Identify the lines that contain the word "телевизора" and copy each one.
☆ ☆ ☆ ☆ ☆ ☆ ☆
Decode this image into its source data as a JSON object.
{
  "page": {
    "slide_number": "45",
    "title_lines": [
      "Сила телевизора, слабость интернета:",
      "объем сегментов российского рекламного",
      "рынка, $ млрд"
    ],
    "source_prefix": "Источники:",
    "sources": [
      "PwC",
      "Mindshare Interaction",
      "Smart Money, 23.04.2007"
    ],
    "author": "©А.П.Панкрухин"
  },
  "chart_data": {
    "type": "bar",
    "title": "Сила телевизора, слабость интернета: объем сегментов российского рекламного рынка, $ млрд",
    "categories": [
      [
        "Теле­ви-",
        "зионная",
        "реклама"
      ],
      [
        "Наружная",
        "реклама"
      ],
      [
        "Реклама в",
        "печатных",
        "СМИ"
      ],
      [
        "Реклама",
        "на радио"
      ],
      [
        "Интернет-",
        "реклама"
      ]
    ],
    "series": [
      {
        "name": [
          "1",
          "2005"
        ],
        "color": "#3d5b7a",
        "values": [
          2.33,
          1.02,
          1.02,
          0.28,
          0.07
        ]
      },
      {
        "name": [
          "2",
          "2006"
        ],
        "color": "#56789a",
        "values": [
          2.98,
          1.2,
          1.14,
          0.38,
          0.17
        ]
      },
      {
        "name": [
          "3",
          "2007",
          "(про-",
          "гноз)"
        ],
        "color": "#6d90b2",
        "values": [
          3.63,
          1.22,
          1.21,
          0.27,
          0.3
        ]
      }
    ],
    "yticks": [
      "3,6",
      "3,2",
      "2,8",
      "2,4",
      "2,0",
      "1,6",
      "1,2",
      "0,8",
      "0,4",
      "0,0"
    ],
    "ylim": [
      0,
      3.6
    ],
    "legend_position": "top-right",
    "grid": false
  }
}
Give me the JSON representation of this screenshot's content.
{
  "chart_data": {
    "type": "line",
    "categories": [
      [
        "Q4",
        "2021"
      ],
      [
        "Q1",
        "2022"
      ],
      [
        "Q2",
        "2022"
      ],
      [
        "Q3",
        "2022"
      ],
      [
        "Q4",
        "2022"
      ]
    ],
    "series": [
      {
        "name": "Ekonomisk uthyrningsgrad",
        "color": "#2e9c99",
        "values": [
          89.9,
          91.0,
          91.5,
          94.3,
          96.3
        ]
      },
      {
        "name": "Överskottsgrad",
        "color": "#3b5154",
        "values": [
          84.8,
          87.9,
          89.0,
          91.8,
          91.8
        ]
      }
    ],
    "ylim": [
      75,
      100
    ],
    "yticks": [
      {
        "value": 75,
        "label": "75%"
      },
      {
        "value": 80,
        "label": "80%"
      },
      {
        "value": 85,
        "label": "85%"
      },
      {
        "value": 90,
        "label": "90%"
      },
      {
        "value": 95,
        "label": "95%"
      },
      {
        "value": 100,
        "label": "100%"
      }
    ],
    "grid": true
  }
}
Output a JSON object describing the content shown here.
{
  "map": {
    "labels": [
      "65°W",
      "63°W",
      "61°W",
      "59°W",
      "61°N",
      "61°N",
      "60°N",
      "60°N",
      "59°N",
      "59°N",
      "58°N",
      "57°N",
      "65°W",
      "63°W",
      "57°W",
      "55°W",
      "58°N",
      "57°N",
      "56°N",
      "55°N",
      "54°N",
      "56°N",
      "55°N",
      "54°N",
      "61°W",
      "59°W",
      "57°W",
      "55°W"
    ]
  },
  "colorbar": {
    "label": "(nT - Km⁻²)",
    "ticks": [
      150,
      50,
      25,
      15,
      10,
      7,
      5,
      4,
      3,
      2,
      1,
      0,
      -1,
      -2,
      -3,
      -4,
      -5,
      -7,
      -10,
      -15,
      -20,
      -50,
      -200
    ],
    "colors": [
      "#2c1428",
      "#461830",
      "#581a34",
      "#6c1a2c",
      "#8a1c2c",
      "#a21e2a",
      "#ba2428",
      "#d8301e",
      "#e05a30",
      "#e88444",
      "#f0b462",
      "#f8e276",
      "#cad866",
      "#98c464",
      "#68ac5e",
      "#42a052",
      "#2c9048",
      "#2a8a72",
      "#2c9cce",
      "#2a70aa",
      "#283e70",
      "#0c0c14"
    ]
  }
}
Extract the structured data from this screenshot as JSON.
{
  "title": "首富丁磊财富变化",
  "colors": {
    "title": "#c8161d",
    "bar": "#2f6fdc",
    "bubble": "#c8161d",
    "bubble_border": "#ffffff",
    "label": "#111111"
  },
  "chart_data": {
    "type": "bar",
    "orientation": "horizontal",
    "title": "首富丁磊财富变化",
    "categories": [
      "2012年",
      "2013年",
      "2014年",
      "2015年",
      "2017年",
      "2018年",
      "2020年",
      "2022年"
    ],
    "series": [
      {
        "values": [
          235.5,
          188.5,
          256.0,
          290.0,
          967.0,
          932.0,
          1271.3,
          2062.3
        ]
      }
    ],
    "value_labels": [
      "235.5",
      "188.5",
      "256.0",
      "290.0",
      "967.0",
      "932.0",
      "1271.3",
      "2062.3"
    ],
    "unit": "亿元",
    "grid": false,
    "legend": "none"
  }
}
☆ ☆ ☆ ☆ ☆ ☆ ☆
§ **Full solution**:
      "Сила телевизора, слабость интернета:",
    "title": "Сила телевизора, слабость интернета: объем сегментов российского рекламного рынка, $ млрд",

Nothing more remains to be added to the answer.